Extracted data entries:
---

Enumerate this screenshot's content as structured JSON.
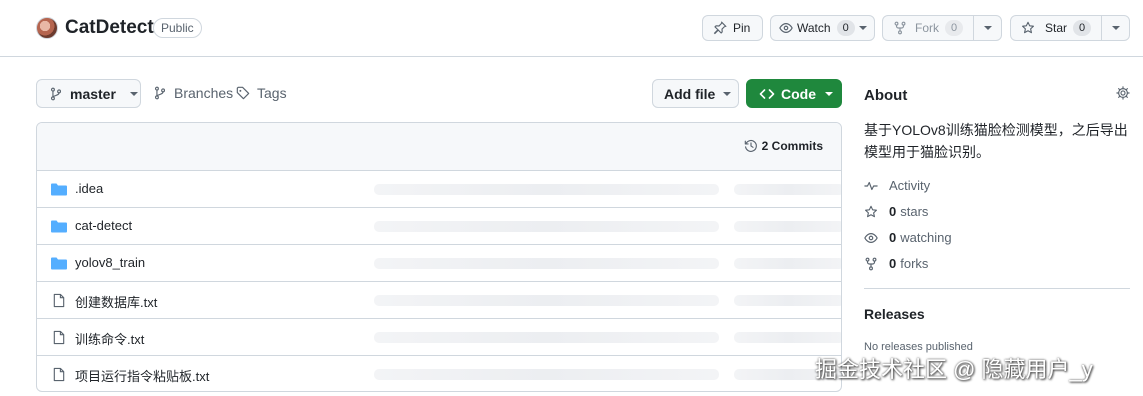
{
  "repo": {
    "name": "CatDetect",
    "visibility": "Public"
  },
  "actions": {
    "pin_label": "Pin",
    "watch_label": "Watch",
    "watch_count": "0",
    "fork_label": "Fork",
    "fork_count": "0",
    "star_label": "Star",
    "star_count": "0"
  },
  "toolbar": {
    "branch": "master",
    "branches_label": "Branches",
    "tags_label": "Tags",
    "add_file_label": "Add file",
    "code_label": "Code"
  },
  "files": {
    "commits_label": "2 Commits",
    "items": [
      {
        "name": ".idea",
        "type": "folder"
      },
      {
        "name": "cat-detect",
        "type": "folder"
      },
      {
        "name": "yolov8_train",
        "type": "folder"
      },
      {
        "name": "创建数据库.txt",
        "type": "file"
      },
      {
        "name": "训练命令.txt",
        "type": "file"
      },
      {
        "name": "项目运行指令粘贴板.txt",
        "type": "file"
      }
    ]
  },
  "about": {
    "title": "About",
    "description": "基于YOLOv8训练猫脸检测模型，之后导出模型用于猫脸识别。",
    "activity_label": "Activity",
    "stars_count": "0",
    "stars_label": "stars",
    "watching_count": "0",
    "watching_label": "watching",
    "forks_count": "0",
    "forks_label": "forks"
  },
  "releases": {
    "title": "Releases",
    "empty_text": "No releases published"
  },
  "watermark": "掘金技术社区 @ 隐藏用户_y",
  "colors": {
    "accent_green": "#1f883d",
    "folder_blue": "#54aeff",
    "border": "#d0d7de",
    "muted_text": "#59636e"
  }
}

---

What to produce:
Keep the pictures out of the copy and return the rest of the data above exactly.

Written answer:
Enumerate this screenshot's content as structured JSON.
{
  "repo": {
    "name": "CatDetect",
    "visibility": "Public"
  },
  "actions": {
    "pin_label": "Pin",
    "watch_label": "Watch",
    "watch_count": "0",
    "fork_label": "Fork",
    "fork_count": "0",
    "star_label": "Star",
    "star_count": "0"
  },
  "toolbar": {
    "branch": "master",
    "branches_label": "Branches",
    "tags_label": "Tags",
    "add_file_label": "Add file",
    "code_label": "Code"
  },
  "files": {
    "commits_label": "2 Commits",
    "items": [
      {
        "name": ".idea",
        "type": "folder"
      },
      {
        "name": "cat-detect",
        "type": "folder"
      },
      {
        "name": "yolov8_train",
        "type": "folder"
      },
      {
        "name": "创建数据库.txt",
        "type": "file"
      },
      {
        "name": "训练命令.txt",
        "type": "file"
      },
      {
        "name": "项目运行指令粘贴板.txt",
        "type": "file"
      }
    ]
  },
  "about": {
    "title": "About",
    "description": "基于YOLOv8训练猫脸检测模型，之后导出模型用于猫脸识别。",
    "activity_label": "Activity",
    "stars_count": "0",
    "stars_label": "stars",
    "watching_count": "0",
    "watching_label": "watching",
    "forks_count": "0",
    "forks_label": "forks"
  },
  "releases": {
    "title": "Releases",
    "empty_text": "No releases published"
  },
  "watermark": "掘金技术社区 @ 隐藏用户_y",
  "colors": {
    "accent_green": "#1f883d",
    "folder_blue": "#54aeff",
    "border": "#d0d7de",
    "muted_text": "#59636e"
  }
}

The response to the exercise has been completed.